** Start of TASK INPUT **

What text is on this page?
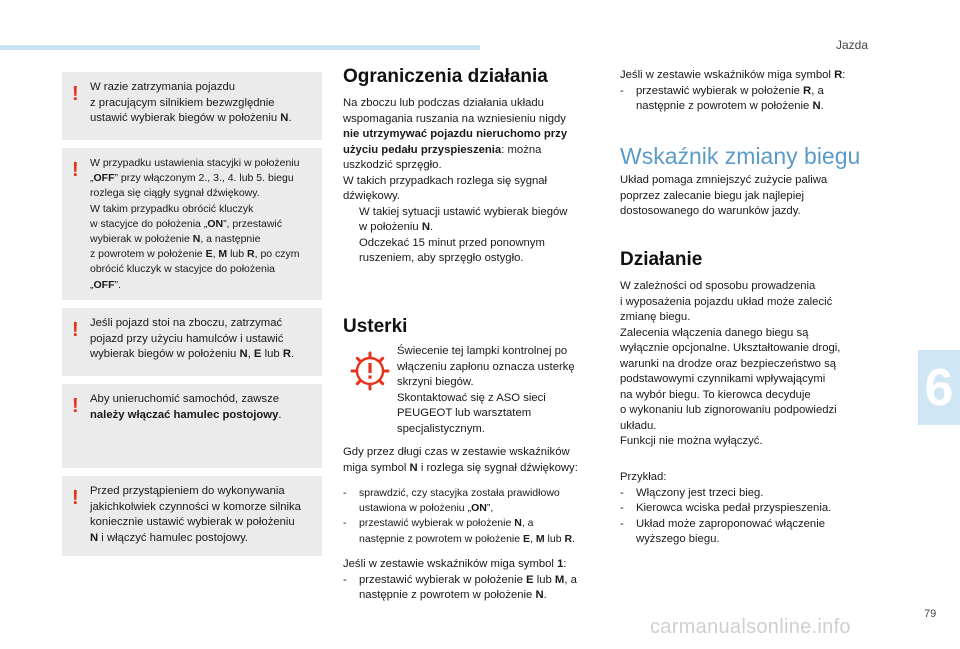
Jazda
6
79
carmanualsonline.info
! W razie zatrzymania pojazdu

z pracującym silnikiem bezwzględnie

ustawić wybierak biegów w położeniu N.

! W przypadku ustawienia stacyjki w położeniu

„OFF” przy włączonym 2., 3., 4. lub 5. biegu

rozlega się ciągły sygnał dźwiękowy.

W takim przypadku obrócić kluczyk

w stacyjce do położenia „ON”, przestawić

wybierak w położenie N, a następnie

z powrotem w położenie E, M lub R, po czym

obrócić kluczyk w stacyjce do położenia

„OFF”.

! Jeśli pojazd stoi na zboczu, zatrzymać

pojazd przy użyciu hamulców i ustawić

wybierak biegów w położeniu N, E lub R.

! Aby unieruchomić samochód, zawsze

należy włączać hamulec postojowy.

! Przed przystąpieniem do wykonywania

jakichkolwiek czynności w komorze silnika

koniecznie ustawić wybierak w położeniu

N i włączyć hamulec postojowy.

Ograniczenia działania

Na zboczu lub podczas działania układu

wspomagania ruszania na wzniesieniu nigdy

nie utrzymywać pojazdu nieruchomo przy

użyciu pedału przyspieszenia: można

uszkodzić sprzęgło.

W takich przypadkach rozlega się sygnał

dźwiękowy.

W takiej sytuacji ustawić wybierak biegów
w położeniu N.

Odczekać 15 minut przed ponownym
ruszeniem, aby sprzęgło ostygło.

Usterki

Świecenie tej lampki kontrolnej po

włączeniu zapłonu oznacza usterkę

skrzyni biegów.

Skontaktować się z ASO sieci

PEUGEOT lub warsztatem

specjalistycznym.

Gdy przez długi czas w zestawie wskaźników

miga symbol N i rozlega się sygnał dźwiękowy:

- sprawdzić, czy stacyjka została prawidłowo
ustawiona w położeniu „ON”,

- przestawić wybierak w położenie N, a
następnie z powrotem w położenie E, M lub R.

Jeśli w zestawie wskaźników miga symbol 1:

- przestawić wybierak w położenie E lub M, a
następnie z powrotem w położenie N.

Jeśli w zestawie wskaźników miga symbol R:

- przestawić wybierak w położenie R, a
następnie z powrotem w położenie N.

Wskaźnik zmiany biegu

Układ pomaga zmniejszyć zużycie paliwa

poprzez zalecanie biegu jak najlepiej

dostosowanego do warunków jazdy.

Działanie

W zależności od sposobu prowadzenia

i wyposażenia pojazdu układ może zalecić

zmianę biegu.

Zalecenia włączenia danego biegu są

wyłącznie opcjonalne. Ukształtowanie drogi,

warunki na drodze oraz bezpieczeństwo są

podstawowymi czynnikami wpływającymi

na wybór biegu. To kierowca decyduje

o wykonaniu lub zignorowaniu podpowiedzi

układu.

Funkcji nie można wyłączyć.

Przykład:

- Włączony jest trzeci bieg.

- Kierowca wciska pedał przyspieszenia.

- Układ może zaproponować włączenie
wyższego biegu.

** End of TASK INPUT **

EXERCISE TASK
Print out the lines exactly, skipping any picture.

SOLUTION TO THIS EXERCISE
What text is on this page?
Jazda
6
79
carmanualsonline.info
! W razie zatrzymania pojazdu

z pracującym silnikiem bezwzględnie

ustawić wybierak biegów w położeniu N.

! W przypadku ustawienia stacyjki w położeniu

„OFF” przy włączonym 2., 3., 4. lub 5. biegu

rozlega się ciągły sygnał dźwiękowy.

W takim przypadku obrócić kluczyk

w stacyjce do położenia „ON”, przestawić

wybierak w położenie N, a następnie

z powrotem w położenie E, M lub R, po czym

obrócić kluczyk w stacyjce do położenia

„OFF”.

! Jeśli pojazd stoi na zboczu, zatrzymać

pojazd przy użyciu hamulców i ustawić

wybierak biegów w położeniu N, E lub R.

! Aby unieruchomić samochód, zawsze

należy włączać hamulec postojowy.

! Przed przystąpieniem do wykonywania

jakichkolwiek czynności w komorze silnika

koniecznie ustawić wybierak w położeniu

N i włączyć hamulec postojowy.

Ograniczenia działania

Na zboczu lub podczas działania układu

wspomagania ruszania na wzniesieniu nigdy

nie utrzymywać pojazdu nieruchomo przy

użyciu pedału przyspieszenia: można

uszkodzić sprzęgło.

W takich przypadkach rozlega się sygnał

dźwiękowy.

W takiej sytuacji ustawić wybierak biegów
w położeniu N.

Odczekać 15 minut przed ponownym
ruszeniem, aby sprzęgło ostygło.

Usterki

Świecenie tej lampki kontrolnej po

włączeniu zapłonu oznacza usterkę

skrzyni biegów.

Skontaktować się z ASO sieci

PEUGEOT lub warsztatem

specjalistycznym.

Gdy przez długi czas w zestawie wskaźników

miga symbol N i rozlega się sygnał dźwiękowy:

- sprawdzić, czy stacyjka została prawidłowo
ustawiona w położeniu „ON”,

- przestawić wybierak w położenie N, a
następnie z powrotem w położenie E, M lub R.

Jeśli w zestawie wskaźników miga symbol 1:

- przestawić wybierak w położenie E lub M, a
następnie z powrotem w położenie N.

Jeśli w zestawie wskaźników miga symbol R:

- przestawić wybierak w położenie R, a
następnie z powrotem w położenie N.

Wskaźnik zmiany biegu

Układ pomaga zmniejszyć zużycie paliwa

poprzez zalecanie biegu jak najlepiej

dostosowanego do warunków jazdy.

Działanie

W zależności od sposobu prowadzenia

i wyposażenia pojazdu układ może zalecić

zmianę biegu.

Zalecenia włączenia danego biegu są

wyłącznie opcjonalne. Ukształtowanie drogi,

warunki na drodze oraz bezpieczeństwo są

podstawowymi czynnikami wpływającymi

na wybór biegu. To kierowca decyduje

o wykonaniu lub zignorowaniu podpowiedzi

układu.

Funkcji nie można wyłączyć.

Przykład:

- Włączony jest trzeci bieg.

- Kierowca wciska pedał przyspieszenia.

- Układ może zaproponować włączenie
wyższego biegu.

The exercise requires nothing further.